▶ _Data items_

- - - - - - -

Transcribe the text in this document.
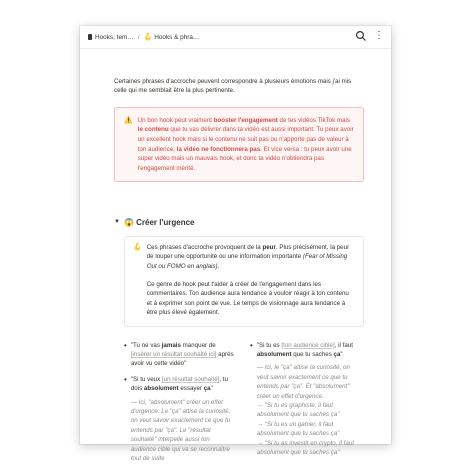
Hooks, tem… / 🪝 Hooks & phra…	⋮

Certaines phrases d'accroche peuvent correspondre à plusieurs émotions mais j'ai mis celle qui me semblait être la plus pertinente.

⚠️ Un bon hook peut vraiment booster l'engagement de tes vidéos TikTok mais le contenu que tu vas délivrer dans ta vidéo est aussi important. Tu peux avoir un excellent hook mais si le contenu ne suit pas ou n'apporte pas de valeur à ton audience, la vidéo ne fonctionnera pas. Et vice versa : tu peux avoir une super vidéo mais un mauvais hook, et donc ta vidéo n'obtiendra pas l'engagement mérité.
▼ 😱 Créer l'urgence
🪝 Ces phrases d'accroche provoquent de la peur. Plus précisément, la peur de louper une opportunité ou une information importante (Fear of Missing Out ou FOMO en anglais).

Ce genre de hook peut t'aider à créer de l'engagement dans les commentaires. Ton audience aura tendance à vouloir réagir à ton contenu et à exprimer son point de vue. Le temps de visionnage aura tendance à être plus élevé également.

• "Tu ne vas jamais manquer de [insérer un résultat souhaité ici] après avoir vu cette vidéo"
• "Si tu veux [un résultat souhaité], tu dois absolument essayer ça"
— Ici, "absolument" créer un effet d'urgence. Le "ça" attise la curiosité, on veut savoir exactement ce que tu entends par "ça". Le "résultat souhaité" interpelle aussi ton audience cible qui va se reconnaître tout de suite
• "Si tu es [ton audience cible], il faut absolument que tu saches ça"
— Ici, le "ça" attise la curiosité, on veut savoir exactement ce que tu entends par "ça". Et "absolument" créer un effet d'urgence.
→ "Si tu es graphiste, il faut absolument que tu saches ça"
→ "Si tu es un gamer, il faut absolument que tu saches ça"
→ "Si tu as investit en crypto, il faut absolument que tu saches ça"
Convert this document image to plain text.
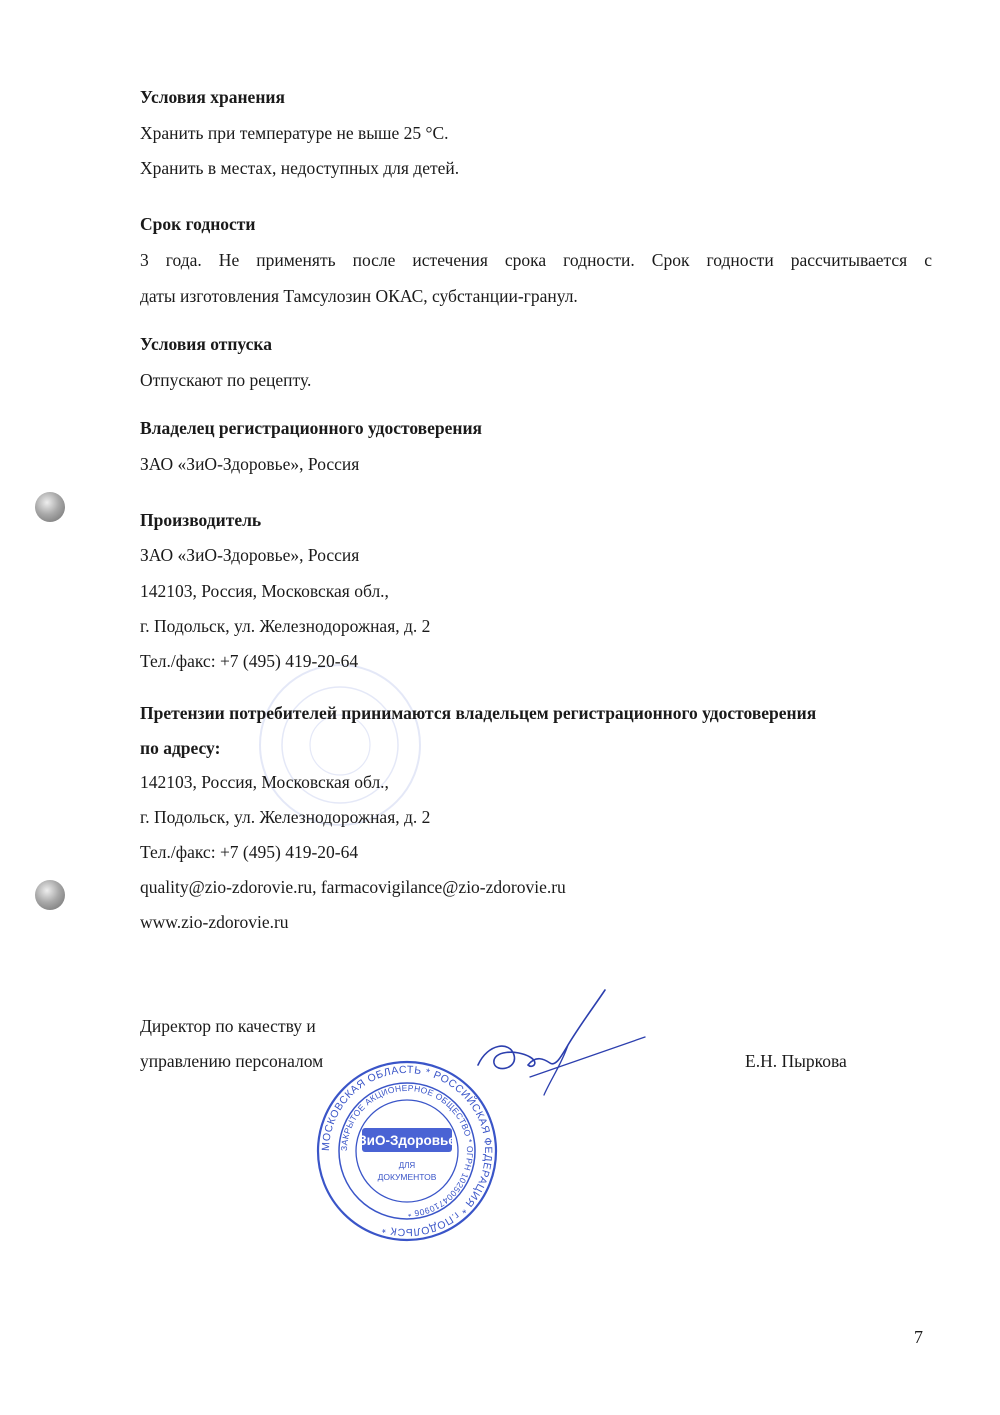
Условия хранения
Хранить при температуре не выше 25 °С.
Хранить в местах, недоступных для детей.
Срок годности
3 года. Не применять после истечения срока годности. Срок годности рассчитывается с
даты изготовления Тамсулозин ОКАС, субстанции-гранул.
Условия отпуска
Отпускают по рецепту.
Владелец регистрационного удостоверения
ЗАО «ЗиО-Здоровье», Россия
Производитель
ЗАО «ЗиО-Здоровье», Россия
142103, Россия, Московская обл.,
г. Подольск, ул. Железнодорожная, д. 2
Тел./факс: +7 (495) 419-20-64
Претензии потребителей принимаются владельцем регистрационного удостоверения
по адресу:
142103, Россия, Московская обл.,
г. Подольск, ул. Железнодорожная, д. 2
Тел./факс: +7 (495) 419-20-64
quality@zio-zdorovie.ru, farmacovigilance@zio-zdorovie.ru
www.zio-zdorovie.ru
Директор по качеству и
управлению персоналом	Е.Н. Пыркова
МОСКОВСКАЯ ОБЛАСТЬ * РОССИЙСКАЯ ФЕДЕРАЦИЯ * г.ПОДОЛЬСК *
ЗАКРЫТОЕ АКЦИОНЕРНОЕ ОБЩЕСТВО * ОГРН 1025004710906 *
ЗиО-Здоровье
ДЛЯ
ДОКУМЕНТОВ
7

- - - - - - -

▶ _What you have to do_
Every line of the records that includes the word "résultat" should be gathered.

▶ _Exercise solution_
• "Tu ne vas jamais manquer de [insérer un résultat souhaité ici] après avoir vu cette vidéo"
• "Si tu veux [un résultat souhaité], tu dois absolument essayer ça"
— Ici, "absolument" créer un effet d'urgence. Le "ça" attise la curiosité, on veut savoir exactement ce que tu entends par "ça". Le "résultat souhaité" interpelle aussi ton audience cible qui va se reconnaître tout de suite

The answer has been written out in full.